[start]

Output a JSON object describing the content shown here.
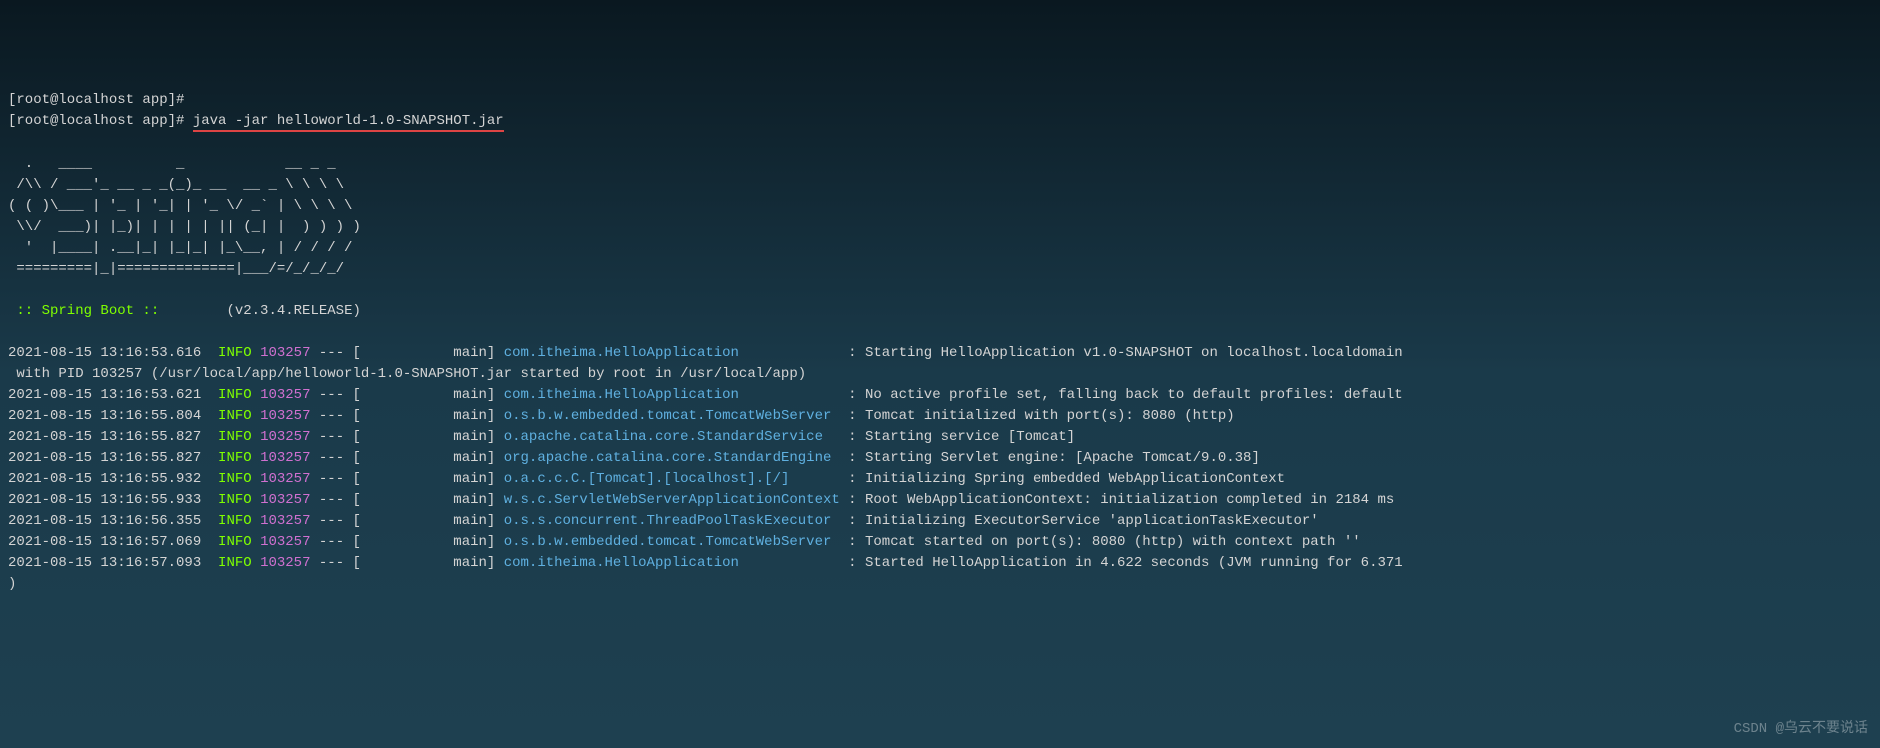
{
  "prompts": [
    {
      "prefix": "[root@localhost app]# ",
      "command": ""
    },
    {
      "prefix": "[root@localhost app]# ",
      "command": "java -jar helloworld-1.0-SNAPSHOT.jar"
    }
  ],
  "ascii_art": "  .   ____          _            __ _ _\n /\\\\ / ___'_ __ _ _(_)_ __  __ _ \\ \\ \\ \\\n( ( )\\___ | '_ | '_| | '_ \\/ _` | \\ \\ \\ \\\n \\\\/  ___)| |_)| | | | | || (_| |  ) ) ) )\n  '  |____| .__|_| |_|_| |_\\__, | / / / /\n =========|_|==============|___/=/_/_/_/",
  "spring_boot_label": " :: Spring Boot ::",
  "spring_boot_version": "        (v2.3.4.RELEASE)",
  "log_lines": [
    {
      "ts": "2021-08-15 13:16:53.616",
      "level": "INFO",
      "pid": "103257",
      "sep": " --- [           main] ",
      "class": "com.itheima.HelloApplication            ",
      "msg": " : Starting HelloApplication v1.0-SNAPSHOT on localhost.localdomain"
    },
    {
      "continuation": " with PID 103257 (/usr/local/app/helloworld-1.0-SNAPSHOT.jar started by root in /usr/local/app)"
    },
    {
      "ts": "2021-08-15 13:16:53.621",
      "level": "INFO",
      "pid": "103257",
      "sep": " --- [           main] ",
      "class": "com.itheima.HelloApplication            ",
      "msg": " : No active profile set, falling back to default profiles: default"
    },
    {
      "ts": "2021-08-15 13:16:55.804",
      "level": "INFO",
      "pid": "103257",
      "sep": " --- [           main] ",
      "class": "o.s.b.w.embedded.tomcat.TomcatWebServer ",
      "msg": " : Tomcat initialized with port(s): 8080 (http)"
    },
    {
      "ts": "2021-08-15 13:16:55.827",
      "level": "INFO",
      "pid": "103257",
      "sep": " --- [           main] ",
      "class": "o.apache.catalina.core.StandardService  ",
      "msg": " : Starting service [Tomcat]"
    },
    {
      "ts": "2021-08-15 13:16:55.827",
      "level": "INFO",
      "pid": "103257",
      "sep": " --- [           main] ",
      "class": "org.apache.catalina.core.StandardEngine ",
      "msg": " : Starting Servlet engine: [Apache Tomcat/9.0.38]"
    },
    {
      "ts": "2021-08-15 13:16:55.932",
      "level": "INFO",
      "pid": "103257",
      "sep": " --- [           main] ",
      "class": "o.a.c.c.C.[Tomcat].[localhost].[/]      ",
      "msg": " : Initializing Spring embedded WebApplicationContext"
    },
    {
      "ts": "2021-08-15 13:16:55.933",
      "level": "INFO",
      "pid": "103257",
      "sep": " --- [           main] ",
      "class": "w.s.c.ServletWebServerApplicationContext",
      "msg": " : Root WebApplicationContext: initialization completed in 2184 ms"
    },
    {
      "ts": "2021-08-15 13:16:56.355",
      "level": "INFO",
      "pid": "103257",
      "sep": " --- [           main] ",
      "class": "o.s.s.concurrent.ThreadPoolTaskExecutor ",
      "msg": " : Initializing ExecutorService 'applicationTaskExecutor'"
    },
    {
      "ts": "2021-08-15 13:16:57.069",
      "level": "INFO",
      "pid": "103257",
      "sep": " --- [           main] ",
      "class": "o.s.b.w.embedded.tomcat.TomcatWebServer ",
      "msg": " : Tomcat started on port(s): 8080 (http) with context path ''"
    },
    {
      "ts": "2021-08-15 13:16:57.093",
      "level": "INFO",
      "pid": "103257",
      "sep": " --- [           main] ",
      "class": "com.itheima.HelloApplication            ",
      "msg": " : Started HelloApplication in 4.622 seconds (JVM running for 6.371"
    },
    {
      "continuation": ")"
    }
  ],
  "watermark": "CSDN @乌云不要说话"
}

[end]

Objective
Where does the word "Starting" appear in the listing? List each line that holds it.

Final result
      "msg": " : Starting HelloApplication v1.0-SNAPSHOT on localhost.localdomain"
      "msg": " : Starting service [Tomcat]"
      "msg": " : Starting Servlet engine: [Apache Tomcat/9.0.38]"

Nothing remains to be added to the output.